### TEXTE PRÉSENTÉ
====
Saïd Naoumi
24 Juin 2026
À 17:09
Les chiffres parlent d’eux-mêmes. Le
crédit bancaire au secteur non financier a progressé de 8,1% en avril 2026, contre 4,8% sur l’ensemble de l’année 2025. Une accélération franche, qui ne doit pas grand-chose au hasard.
Bank Al-Maghrib projette que ce rythme se maintiendra à 6,8% en moyenne sur l’année avant de se stabiliser à 6,1% en 2027, reflétant une demande de financement qui s’inscrit dans la durée. Ce qui frappe à la lecture du tableau de bord détaillé présenté par le gouverneur
Abdellatif Jouahri, c’est la hiérarchie très nette entre les différentes composantes du crédit. Les prêts à l’équipement aux entreprises privées bondissent de 14,5% en avril – un rythme qui traduit une véritable dynamique d’investissement productif.
Ce chiffre contraste avec la modestie des facilités de trésorerie, qui ne progressent que de 3,4%, signe que les entreprises empruntent davantage pour investir que pour faire face à des tensions de liquidité courante. Le secteur public, lui aussi, contribue massivement à la progression des encours. Le crédit aux administrations locales a littéralement explosé, affichant une hausse de 110% en avril, reflet direct de l’effort d’investissement territorial engagé dans le cadre des grands chantiers d’infrastructure. Les prêts à l’équipement aux
entreprises publiques progressent, pour leur part, de 18,5%. Ces dynamiques confirment que l’investissement public continue d’être le principal moteur de la demande de financement, même si le secteur privé commence à prendre le relais sur le segment de l’équipement.
Côté ménages, la progression reste plus contenue : le crédit à la consommation avance de 4,8% et les prêts à l’habitat de 2,6%. Ce dernier chiffre, modeste au regard de la demande de
logement au
Maroc, s’explique en partie par le niveau des taux immobiliers – autour de 5,43% en moyenne – que le gouverneur a lui-même jugé nécessaire de contextualiser lors de la conférence de presse, en rappelant que la gestion du risque de taux sur des maturités de vingt ans ne permet pas une transmission mécanique et rapide des baisses du taux directeur.
====
[Données de prédiction de boîtes englobantes]
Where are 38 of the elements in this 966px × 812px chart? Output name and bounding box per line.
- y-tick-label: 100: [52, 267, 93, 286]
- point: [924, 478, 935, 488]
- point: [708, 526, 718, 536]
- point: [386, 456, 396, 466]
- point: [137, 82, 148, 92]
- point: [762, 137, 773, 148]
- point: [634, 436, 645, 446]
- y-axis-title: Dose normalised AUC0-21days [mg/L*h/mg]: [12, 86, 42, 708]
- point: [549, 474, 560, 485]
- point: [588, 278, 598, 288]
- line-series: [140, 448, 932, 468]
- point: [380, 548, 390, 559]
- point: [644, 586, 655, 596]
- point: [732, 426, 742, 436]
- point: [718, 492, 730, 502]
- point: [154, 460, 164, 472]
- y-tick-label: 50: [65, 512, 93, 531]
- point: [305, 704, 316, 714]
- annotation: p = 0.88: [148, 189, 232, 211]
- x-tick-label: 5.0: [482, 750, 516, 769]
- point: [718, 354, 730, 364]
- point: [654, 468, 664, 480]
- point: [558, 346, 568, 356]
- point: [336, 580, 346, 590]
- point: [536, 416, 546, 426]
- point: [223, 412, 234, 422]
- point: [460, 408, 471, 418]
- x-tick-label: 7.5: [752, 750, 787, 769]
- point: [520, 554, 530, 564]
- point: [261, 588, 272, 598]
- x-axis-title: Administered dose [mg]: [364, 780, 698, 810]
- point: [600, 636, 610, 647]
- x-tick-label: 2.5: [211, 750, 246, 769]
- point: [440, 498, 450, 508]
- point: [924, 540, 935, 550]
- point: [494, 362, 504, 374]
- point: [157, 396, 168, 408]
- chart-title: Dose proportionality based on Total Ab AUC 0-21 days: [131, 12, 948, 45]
====
### LISTE DES TÂCHES
1. Selon l'article sur le crédit bancaire, de combien les prêts à l'équipement aux entreprises publiques progressent-ils ?
2. Reproduisez le passage de l'article sur le crédit bancaire en commençant à « Saïd Naoumi » et en terminant à « grand-chose au hasard. ».
Ces lignes n'ont aucun lien avec l'article.

### VOS RÉPONSES ÉCRITES
1. Ils progressent de 18,5%.

2.
Saïd Naoumi
24 Juin 2026
À 17:09
Les chiffres parlent d’eux-mêmes. Le
crédit bancaire au secteur non financier a progressé de 8,1% en avril 2026, contre 4,8% sur l’ensemble de l’année 2025. Une accélération franche, qui ne doit pas grand-chose au hasard.